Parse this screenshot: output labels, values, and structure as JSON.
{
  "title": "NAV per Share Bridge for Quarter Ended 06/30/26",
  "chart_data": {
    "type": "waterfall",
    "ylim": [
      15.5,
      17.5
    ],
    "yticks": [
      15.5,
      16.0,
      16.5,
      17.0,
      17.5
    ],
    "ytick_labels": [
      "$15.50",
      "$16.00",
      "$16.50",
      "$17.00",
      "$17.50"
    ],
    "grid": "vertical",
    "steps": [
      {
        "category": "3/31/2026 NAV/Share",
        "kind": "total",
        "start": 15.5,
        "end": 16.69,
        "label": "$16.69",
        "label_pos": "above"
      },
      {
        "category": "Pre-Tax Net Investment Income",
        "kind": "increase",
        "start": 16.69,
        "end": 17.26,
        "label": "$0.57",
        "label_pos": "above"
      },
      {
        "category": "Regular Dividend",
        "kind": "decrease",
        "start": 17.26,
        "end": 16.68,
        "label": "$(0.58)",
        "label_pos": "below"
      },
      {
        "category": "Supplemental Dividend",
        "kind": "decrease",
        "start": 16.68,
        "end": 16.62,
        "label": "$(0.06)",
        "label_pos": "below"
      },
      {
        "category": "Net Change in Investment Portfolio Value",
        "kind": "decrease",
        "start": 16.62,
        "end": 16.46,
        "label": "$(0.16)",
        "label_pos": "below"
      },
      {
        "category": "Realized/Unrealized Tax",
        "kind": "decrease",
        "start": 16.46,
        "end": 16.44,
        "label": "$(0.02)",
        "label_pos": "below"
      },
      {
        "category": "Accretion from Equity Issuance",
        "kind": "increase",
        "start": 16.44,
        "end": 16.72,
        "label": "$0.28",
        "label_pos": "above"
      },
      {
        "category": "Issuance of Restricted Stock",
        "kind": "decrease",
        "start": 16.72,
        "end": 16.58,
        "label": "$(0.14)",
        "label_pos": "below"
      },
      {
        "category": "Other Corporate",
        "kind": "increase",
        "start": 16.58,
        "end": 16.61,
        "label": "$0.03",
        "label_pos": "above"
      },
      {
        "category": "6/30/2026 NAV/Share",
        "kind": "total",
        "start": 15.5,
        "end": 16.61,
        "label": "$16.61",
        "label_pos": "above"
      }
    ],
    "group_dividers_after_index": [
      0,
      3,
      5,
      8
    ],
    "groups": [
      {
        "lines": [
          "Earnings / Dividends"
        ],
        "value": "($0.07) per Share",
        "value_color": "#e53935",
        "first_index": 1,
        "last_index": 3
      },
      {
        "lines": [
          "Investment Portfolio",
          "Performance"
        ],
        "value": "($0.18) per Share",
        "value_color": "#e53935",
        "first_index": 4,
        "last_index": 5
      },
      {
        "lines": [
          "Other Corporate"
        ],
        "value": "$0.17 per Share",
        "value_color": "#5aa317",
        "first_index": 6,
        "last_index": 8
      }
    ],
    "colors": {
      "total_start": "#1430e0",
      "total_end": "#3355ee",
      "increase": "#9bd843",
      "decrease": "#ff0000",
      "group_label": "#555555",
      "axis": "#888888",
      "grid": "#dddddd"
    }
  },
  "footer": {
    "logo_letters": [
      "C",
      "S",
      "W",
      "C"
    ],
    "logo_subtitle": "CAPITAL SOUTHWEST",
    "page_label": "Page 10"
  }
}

* Written instruction:
Pull out every line containing "Investment".

* Solution to this exercise:
        "category": "Pre-Tax Net Investment Income",
        "category": "Net Change in Investment Portfolio Value",
          "Investment Portfolio",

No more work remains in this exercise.